**EXERCISE REQUIREMENTS:** Print the listing below in its entirety, character for character.

**DATA SHOWN:**
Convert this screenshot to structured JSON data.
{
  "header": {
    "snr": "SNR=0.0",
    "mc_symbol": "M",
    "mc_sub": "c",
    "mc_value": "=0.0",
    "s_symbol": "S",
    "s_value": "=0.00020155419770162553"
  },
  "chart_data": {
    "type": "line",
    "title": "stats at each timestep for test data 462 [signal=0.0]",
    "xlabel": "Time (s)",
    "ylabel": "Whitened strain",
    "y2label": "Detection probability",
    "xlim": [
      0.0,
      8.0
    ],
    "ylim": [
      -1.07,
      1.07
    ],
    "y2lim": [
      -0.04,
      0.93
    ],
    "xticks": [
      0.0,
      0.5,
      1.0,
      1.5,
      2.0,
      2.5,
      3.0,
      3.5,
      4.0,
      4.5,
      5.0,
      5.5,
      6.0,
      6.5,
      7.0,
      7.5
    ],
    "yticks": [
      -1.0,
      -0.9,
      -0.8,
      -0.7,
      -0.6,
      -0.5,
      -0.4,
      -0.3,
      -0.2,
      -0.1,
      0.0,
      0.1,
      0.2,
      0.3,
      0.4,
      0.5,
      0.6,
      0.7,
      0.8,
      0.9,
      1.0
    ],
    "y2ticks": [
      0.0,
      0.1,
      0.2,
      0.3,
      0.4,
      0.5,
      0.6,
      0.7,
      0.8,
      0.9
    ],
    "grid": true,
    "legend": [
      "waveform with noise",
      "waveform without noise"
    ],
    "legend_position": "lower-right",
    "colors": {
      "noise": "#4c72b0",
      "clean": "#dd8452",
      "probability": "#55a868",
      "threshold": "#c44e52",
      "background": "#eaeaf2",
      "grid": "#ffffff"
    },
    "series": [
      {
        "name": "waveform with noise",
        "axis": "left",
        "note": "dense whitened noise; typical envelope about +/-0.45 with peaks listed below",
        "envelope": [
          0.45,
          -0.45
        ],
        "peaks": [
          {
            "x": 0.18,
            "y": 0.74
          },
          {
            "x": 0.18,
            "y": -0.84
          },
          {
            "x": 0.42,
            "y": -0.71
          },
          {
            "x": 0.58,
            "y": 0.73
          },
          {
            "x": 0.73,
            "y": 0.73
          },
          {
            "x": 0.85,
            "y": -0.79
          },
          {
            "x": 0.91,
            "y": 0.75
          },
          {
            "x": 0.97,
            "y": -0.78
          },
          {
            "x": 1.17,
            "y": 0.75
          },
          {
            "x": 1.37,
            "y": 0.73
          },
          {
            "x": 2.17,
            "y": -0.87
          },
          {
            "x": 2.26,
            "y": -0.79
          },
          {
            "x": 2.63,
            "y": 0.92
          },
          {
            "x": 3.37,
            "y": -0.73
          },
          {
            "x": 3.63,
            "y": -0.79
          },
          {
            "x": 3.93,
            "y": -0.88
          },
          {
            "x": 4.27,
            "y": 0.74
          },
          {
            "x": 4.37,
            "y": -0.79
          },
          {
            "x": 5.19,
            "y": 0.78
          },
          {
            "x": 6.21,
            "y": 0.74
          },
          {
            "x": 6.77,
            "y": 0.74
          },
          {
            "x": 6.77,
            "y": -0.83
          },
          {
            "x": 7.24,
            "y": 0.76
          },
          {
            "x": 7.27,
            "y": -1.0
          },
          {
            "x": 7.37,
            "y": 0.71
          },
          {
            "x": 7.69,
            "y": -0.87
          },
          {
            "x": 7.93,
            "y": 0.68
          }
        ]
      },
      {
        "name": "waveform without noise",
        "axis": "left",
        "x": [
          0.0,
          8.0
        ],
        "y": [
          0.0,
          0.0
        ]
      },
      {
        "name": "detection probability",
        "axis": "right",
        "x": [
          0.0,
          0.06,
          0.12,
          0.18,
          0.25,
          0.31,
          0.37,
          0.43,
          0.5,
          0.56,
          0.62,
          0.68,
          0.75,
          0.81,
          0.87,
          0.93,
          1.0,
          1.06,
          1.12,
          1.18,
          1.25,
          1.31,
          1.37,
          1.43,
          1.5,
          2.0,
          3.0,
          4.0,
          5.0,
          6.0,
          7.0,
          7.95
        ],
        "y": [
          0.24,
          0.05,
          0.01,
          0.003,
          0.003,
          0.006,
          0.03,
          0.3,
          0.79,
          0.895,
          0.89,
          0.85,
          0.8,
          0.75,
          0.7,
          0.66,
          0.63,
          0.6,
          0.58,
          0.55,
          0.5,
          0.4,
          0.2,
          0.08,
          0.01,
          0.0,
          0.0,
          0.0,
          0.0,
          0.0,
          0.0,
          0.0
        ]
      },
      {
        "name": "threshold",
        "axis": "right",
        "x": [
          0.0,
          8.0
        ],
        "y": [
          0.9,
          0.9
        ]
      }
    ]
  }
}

**FINAL RESULT:**
Convert this screenshot to structured JSON data.
{
  "header": {
    "snr": "SNR=0.0",
    "mc_symbol": "M",
    "mc_sub": "c",
    "mc_value": "=0.0",
    "s_symbol": "S",
    "s_value": "=0.00020155419770162553"
  },
  "chart_data": {
    "type": "line",
    "title": "stats at each timestep for test data 462 [signal=0.0]",
    "xlabel": "Time (s)",
    "ylabel": "Whitened strain",
    "y2label": "Detection probability",
    "xlim": [
      0.0,
      8.0
    ],
    "ylim": [
      -1.07,
      1.07
    ],
    "y2lim": [
      -0.04,
      0.93
    ],
    "xticks": [
      0.0,
      0.5,
      1.0,
      1.5,
      2.0,
      2.5,
      3.0,
      3.5,
      4.0,
      4.5,
      5.0,
      5.5,
      6.0,
      6.5,
      7.0,
      7.5
    ],
    "yticks": [
      -1.0,
      -0.9,
      -0.8,
      -0.7,
      -0.6,
      -0.5,
      -0.4,
      -0.3,
      -0.2,
      -0.1,
      0.0,
      0.1,
      0.2,
      0.3,
      0.4,
      0.5,
      0.6,
      0.7,
      0.8,
      0.9,
      1.0
    ],
    "y2ticks": [
      0.0,
      0.1,
      0.2,
      0.3,
      0.4,
      0.5,
      0.6,
      0.7,
      0.8,
      0.9
    ],
    "grid": true,
    "legend": [
      "waveform with noise",
      "waveform without noise"
    ],
    "legend_position": "lower-right",
    "colors": {
      "noise": "#4c72b0",
      "clean": "#dd8452",
      "probability": "#55a868",
      "threshold": "#c44e52",
      "background": "#eaeaf2",
      "grid": "#ffffff"
    },
    "series": [
      {
        "name": "waveform with noise",
        "axis": "left",
        "note": "dense whitened noise; typical envelope about +/-0.45 with peaks listed below",
        "envelope": [
          0.45,
          -0.45
        ],
        "peaks": [
          {
            "x": 0.18,
            "y": 0.74
          },
          {
            "x": 0.18,
            "y": -0.84
          },
          {
            "x": 0.42,
            "y": -0.71
          },
          {
            "x": 0.58,
            "y": 0.73
          },
          {
            "x": 0.73,
            "y": 0.73
          },
          {
            "x": 0.85,
            "y": -0.79
          },
          {
            "x": 0.91,
            "y": 0.75
          },
          {
            "x": 0.97,
            "y": -0.78
          },
          {
            "x": 1.17,
            "y": 0.75
          },
          {
            "x": 1.37,
            "y": 0.73
          },
          {
            "x": 2.17,
            "y": -0.87
          },
          {
            "x": 2.26,
            "y": -0.79
          },
          {
            "x": 2.63,
            "y": 0.92
          },
          {
            "x": 3.37,
            "y": -0.73
          },
          {
            "x": 3.63,
            "y": -0.79
          },
          {
            "x": 3.93,
            "y": -0.88
          },
          {
            "x": 4.27,
            "y": 0.74
          },
          {
            "x": 4.37,
            "y": -0.79
          },
          {
            "x": 5.19,
            "y": 0.78
          },
          {
            "x": 6.21,
            "y": 0.74
          },
          {
            "x": 6.77,
            "y": 0.74
          },
          {
            "x": 6.77,
            "y": -0.83
          },
          {
            "x": 7.24,
            "y": 0.76
          },
          {
            "x": 7.27,
            "y": -1.0
          },
          {
            "x": 7.37,
            "y": 0.71
          },
          {
            "x": 7.69,
            "y": -0.87
          },
          {
            "x": 7.93,
            "y": 0.68
          }
        ]
      },
      {
        "name": "waveform without noise",
        "axis": "left",
        "x": [
          0.0,
          8.0
        ],
        "y": [
          0.0,
          0.0
        ]
      },
      {
        "name": "detection probability",
        "axis": "right",
        "x": [
          0.0,
          0.06,
          0.12,
          0.18,
          0.25,
          0.31,
          0.37,
          0.43,
          0.5,
          0.56,
          0.62,
          0.68,
          0.75,
          0.81,
          0.87,
          0.93,
          1.0,
          1.06,
          1.12,
          1.18,
          1.25,
          1.31,
          1.37,
          1.43,
          1.5,
          2.0,
          3.0,
          4.0,
          5.0,
          6.0,
          7.0,
          7.95
        ],
        "y": [
          0.24,
          0.05,
          0.01,
          0.003,
          0.003,
          0.006,
          0.03,
          0.3,
          0.79,
          0.895,
          0.89,
          0.85,
          0.8,
          0.75,
          0.7,
          0.66,
          0.63,
          0.6,
          0.58,
          0.55,
          0.5,
          0.4,
          0.2,
          0.08,
          0.01,
          0.0,
          0.0,
          0.0,
          0.0,
          0.0,
          0.0,
          0.0
        ]
      },
      {
        "name": "threshold",
        "axis": "right",
        "x": [
          0.0,
          8.0
        ],
        "y": [
          0.9,
          0.9
        ]
      }
    ]
  }
}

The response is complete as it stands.